▶ GOAL
Go through the listing and copy each line with the string "korrodáltsága".

►

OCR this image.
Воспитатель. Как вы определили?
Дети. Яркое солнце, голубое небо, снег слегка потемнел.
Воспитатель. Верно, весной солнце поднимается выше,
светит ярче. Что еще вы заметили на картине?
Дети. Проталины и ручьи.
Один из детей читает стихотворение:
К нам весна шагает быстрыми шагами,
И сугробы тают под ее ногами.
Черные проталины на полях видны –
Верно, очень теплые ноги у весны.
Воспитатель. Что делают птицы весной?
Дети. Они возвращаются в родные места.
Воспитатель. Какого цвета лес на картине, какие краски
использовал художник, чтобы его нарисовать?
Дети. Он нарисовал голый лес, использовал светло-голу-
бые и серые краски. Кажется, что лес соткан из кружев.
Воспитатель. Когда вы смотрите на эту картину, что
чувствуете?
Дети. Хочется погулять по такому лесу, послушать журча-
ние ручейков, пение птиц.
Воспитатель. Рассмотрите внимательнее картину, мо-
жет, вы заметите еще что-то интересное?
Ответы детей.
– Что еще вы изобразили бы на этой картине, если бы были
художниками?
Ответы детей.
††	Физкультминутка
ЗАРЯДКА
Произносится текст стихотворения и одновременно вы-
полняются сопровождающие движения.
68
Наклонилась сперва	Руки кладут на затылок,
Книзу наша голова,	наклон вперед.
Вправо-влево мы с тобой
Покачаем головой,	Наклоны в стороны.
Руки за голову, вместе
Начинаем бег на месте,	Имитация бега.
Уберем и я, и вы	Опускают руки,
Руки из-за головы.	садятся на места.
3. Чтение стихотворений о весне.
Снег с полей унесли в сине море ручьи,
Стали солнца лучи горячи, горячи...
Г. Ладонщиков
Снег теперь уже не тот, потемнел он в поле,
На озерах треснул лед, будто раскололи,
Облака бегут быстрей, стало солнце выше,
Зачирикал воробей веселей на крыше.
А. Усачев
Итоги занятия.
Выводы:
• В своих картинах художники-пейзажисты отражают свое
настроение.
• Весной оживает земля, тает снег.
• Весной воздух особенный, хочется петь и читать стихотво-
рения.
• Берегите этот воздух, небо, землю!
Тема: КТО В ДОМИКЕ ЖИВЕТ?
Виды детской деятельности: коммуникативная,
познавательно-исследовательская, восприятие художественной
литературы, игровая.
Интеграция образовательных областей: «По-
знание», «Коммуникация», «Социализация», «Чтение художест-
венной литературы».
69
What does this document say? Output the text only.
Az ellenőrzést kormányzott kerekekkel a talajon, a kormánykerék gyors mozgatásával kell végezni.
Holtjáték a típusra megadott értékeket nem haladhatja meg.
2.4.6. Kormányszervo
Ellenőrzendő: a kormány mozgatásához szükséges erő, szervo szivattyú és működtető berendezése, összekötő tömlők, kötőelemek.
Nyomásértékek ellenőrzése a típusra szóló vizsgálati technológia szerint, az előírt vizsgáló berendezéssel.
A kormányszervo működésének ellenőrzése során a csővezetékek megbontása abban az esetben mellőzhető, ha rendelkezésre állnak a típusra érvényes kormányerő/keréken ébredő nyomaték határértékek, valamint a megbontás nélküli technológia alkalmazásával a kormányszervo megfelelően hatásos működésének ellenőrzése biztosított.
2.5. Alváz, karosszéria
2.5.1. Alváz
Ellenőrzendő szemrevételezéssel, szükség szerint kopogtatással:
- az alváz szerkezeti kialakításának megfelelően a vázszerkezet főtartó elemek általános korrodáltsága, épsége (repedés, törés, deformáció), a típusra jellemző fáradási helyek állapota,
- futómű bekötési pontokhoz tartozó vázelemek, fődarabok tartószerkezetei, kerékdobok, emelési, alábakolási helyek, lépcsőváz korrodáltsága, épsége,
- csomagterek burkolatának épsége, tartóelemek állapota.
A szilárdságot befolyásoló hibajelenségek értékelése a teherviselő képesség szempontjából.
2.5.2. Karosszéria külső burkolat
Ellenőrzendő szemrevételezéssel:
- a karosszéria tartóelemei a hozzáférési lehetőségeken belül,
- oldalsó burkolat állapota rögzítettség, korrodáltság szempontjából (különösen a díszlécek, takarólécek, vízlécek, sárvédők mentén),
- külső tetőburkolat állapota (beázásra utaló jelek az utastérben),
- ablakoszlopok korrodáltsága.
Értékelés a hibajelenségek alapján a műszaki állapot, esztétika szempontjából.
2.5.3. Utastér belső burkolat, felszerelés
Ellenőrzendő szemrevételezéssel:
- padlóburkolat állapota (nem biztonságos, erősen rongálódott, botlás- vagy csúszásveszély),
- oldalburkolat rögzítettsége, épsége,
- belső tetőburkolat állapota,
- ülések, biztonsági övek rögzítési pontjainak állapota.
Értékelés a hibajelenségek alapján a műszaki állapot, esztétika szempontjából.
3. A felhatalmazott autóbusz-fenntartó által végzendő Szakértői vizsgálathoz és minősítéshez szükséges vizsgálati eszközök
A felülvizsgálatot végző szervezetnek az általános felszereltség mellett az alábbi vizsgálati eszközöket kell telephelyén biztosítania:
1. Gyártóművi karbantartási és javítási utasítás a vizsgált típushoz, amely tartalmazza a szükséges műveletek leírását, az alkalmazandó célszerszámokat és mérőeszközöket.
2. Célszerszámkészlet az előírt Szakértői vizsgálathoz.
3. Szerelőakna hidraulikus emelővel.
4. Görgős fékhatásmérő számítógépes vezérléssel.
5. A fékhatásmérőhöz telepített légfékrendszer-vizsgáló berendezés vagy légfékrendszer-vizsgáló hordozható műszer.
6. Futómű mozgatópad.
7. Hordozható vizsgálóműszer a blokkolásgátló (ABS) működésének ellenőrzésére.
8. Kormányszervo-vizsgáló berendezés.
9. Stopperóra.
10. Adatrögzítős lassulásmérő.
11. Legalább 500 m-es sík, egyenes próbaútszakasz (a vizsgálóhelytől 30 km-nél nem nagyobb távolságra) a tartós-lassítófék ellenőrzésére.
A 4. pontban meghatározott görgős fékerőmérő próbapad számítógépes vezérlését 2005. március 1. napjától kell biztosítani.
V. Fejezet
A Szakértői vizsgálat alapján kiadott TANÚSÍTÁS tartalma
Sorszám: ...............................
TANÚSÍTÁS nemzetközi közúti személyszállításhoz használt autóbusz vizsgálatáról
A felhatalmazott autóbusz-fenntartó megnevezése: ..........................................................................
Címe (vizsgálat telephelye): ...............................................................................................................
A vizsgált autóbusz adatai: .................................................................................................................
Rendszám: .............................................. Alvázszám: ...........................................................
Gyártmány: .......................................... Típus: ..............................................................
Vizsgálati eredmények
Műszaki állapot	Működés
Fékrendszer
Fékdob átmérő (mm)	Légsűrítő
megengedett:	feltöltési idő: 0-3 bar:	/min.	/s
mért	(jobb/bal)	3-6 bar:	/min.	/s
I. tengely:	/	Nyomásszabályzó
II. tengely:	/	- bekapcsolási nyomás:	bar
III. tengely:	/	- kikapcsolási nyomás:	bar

◄
►

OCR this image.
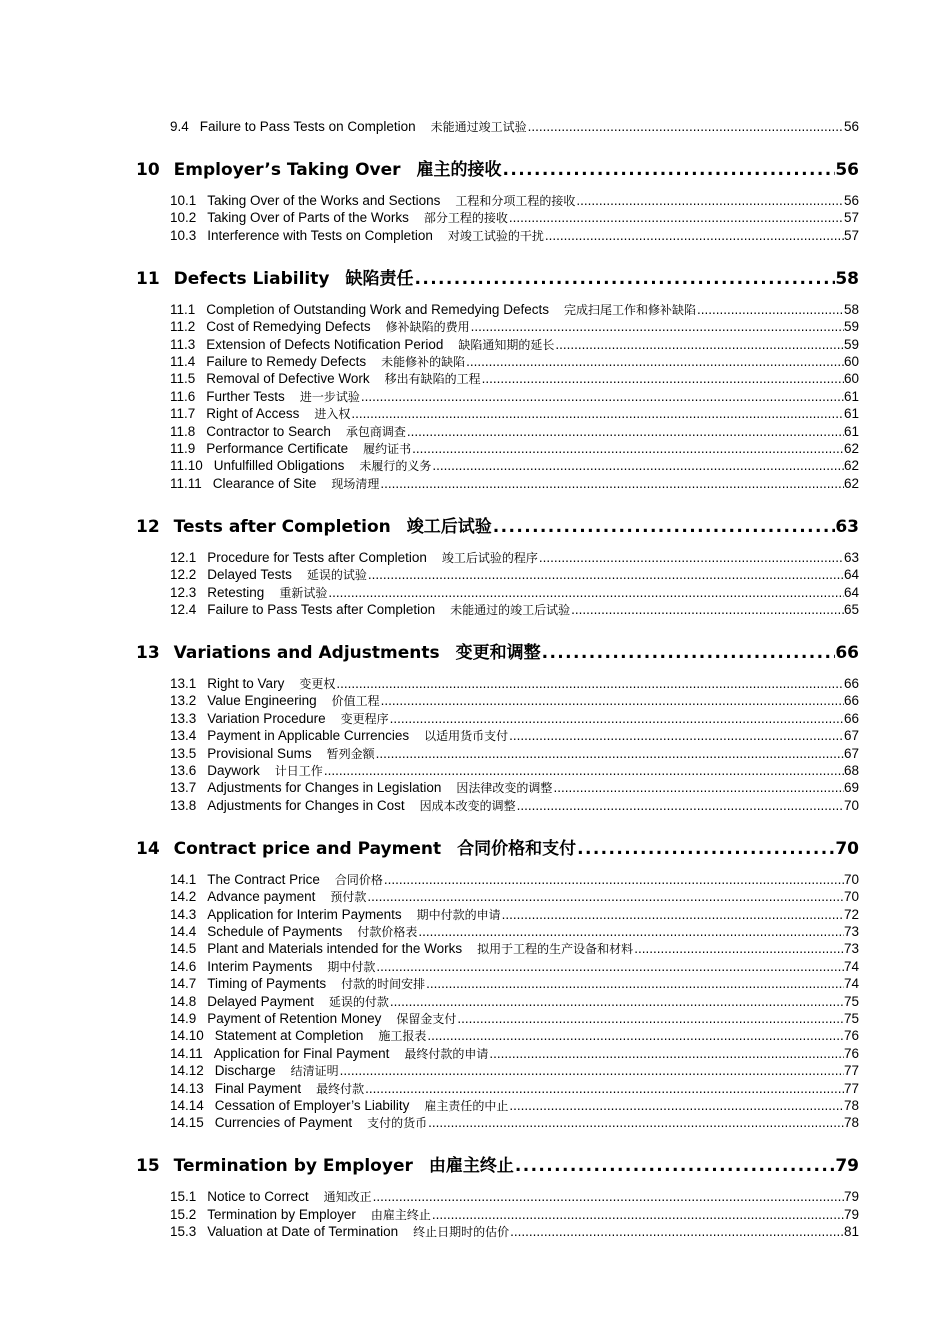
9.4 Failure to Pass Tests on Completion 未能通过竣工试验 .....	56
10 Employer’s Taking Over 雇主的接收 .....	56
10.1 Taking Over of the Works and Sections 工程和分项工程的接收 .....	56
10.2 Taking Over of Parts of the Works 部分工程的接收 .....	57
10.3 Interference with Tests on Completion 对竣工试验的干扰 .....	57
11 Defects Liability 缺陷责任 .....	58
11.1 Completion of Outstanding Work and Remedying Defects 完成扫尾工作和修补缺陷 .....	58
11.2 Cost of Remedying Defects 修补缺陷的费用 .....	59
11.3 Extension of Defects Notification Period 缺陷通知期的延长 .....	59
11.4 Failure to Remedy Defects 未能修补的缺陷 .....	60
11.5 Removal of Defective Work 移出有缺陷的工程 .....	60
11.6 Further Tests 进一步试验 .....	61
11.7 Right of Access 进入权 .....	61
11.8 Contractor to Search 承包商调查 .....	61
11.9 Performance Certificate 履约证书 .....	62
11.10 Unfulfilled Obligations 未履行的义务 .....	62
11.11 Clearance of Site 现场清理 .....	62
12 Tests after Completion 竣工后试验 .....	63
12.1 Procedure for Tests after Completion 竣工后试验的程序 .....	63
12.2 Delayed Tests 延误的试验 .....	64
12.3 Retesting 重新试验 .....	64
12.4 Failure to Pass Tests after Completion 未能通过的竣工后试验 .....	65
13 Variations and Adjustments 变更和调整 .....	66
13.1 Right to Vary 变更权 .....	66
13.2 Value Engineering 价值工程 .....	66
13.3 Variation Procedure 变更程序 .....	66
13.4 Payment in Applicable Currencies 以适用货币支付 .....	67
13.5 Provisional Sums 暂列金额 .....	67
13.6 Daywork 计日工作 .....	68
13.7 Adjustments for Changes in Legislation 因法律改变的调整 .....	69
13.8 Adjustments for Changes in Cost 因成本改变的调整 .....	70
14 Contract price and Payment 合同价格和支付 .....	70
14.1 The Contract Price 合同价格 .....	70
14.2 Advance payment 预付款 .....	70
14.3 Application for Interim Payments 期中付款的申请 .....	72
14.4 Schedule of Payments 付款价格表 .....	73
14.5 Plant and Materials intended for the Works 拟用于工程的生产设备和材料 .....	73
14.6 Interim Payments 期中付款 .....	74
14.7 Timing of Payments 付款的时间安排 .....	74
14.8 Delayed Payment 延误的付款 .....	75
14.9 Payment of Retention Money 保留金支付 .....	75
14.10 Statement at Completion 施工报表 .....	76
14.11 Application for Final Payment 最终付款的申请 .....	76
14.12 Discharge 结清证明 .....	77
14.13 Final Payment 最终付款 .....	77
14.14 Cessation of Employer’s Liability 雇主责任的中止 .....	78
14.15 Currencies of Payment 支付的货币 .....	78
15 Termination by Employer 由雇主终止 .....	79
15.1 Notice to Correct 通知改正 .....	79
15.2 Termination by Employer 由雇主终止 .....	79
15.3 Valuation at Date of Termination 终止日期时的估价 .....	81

◄
►

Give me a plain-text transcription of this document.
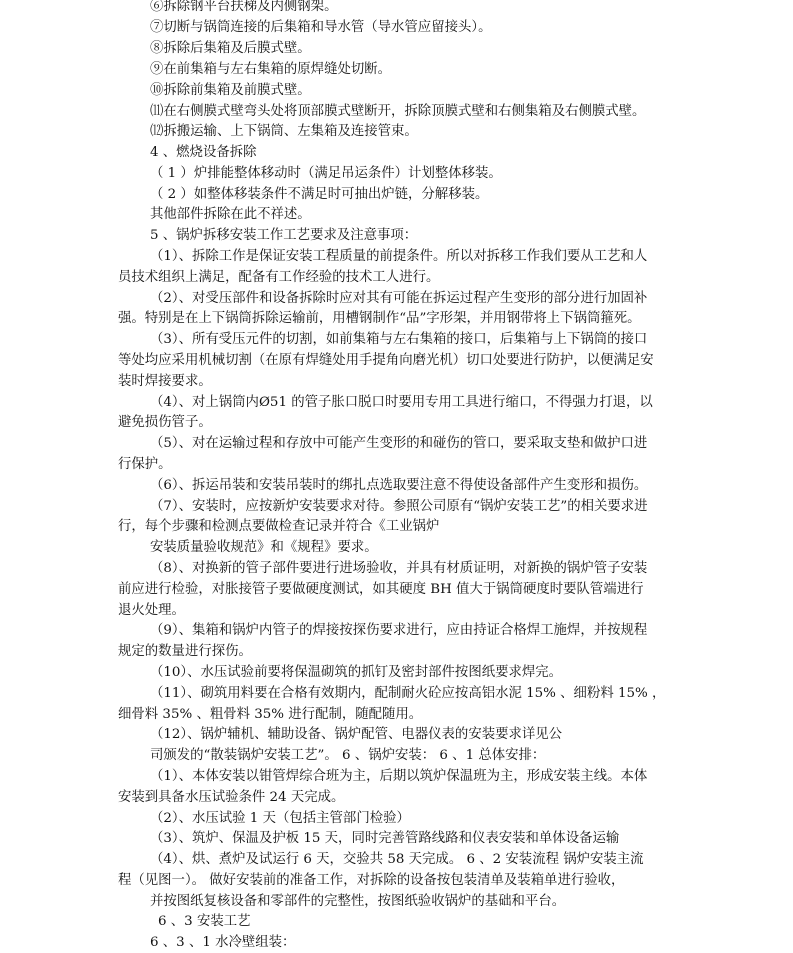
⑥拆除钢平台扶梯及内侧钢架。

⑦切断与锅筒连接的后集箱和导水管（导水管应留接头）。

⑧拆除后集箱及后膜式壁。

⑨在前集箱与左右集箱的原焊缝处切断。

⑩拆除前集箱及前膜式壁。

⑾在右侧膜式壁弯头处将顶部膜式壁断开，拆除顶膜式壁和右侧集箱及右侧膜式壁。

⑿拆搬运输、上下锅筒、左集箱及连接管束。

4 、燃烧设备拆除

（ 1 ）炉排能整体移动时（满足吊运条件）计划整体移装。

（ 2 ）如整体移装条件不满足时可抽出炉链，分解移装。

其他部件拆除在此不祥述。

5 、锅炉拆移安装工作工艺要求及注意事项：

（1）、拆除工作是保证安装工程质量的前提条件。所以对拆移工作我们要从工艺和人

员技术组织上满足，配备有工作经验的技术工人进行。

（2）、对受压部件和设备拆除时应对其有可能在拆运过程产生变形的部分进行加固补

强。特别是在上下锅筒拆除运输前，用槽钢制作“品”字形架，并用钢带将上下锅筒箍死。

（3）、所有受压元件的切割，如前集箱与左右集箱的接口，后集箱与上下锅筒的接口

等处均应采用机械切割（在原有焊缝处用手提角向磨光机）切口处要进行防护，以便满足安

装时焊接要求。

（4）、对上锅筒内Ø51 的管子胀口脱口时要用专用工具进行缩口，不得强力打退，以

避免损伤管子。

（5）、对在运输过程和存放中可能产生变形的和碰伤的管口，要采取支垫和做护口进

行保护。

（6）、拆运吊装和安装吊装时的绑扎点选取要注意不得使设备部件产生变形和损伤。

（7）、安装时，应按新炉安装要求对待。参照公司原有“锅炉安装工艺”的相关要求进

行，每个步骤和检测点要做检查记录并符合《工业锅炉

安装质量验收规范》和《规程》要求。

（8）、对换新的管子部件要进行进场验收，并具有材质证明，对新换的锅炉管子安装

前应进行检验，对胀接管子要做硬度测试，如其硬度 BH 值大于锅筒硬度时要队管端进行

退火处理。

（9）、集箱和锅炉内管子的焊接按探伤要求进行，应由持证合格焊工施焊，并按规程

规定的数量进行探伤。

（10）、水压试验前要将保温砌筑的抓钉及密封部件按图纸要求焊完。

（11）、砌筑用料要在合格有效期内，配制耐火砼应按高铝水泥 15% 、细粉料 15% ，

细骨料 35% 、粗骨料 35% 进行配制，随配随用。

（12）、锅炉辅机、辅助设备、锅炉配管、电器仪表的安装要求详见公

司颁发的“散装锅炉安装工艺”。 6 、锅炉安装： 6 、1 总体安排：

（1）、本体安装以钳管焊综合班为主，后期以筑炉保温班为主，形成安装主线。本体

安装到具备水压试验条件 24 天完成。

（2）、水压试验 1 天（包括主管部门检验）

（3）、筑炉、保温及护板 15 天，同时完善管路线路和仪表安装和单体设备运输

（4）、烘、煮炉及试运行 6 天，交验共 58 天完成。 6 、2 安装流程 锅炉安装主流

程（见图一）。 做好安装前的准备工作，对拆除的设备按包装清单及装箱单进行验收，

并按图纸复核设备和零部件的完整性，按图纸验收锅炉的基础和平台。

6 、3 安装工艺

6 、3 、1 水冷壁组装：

◄

▶ OUTPUT FOR THIS EXERCISE
- az alváz szerkezeti kialakításának megfelelően a vázszerkezet főtartó elemek általános korrodáltsága, épsége (repedés, törés, deformáció), a típusra jellemző fáradási helyek állapota,
- futómű bekötési pontokhoz tartozó vázelemek, fődarabok tartószerkezetei, kerékdobok, emelési, alábakolási helyek, lépcsőváz korrodáltsága, épsége,
- ablakoszlopok korrodáltsága.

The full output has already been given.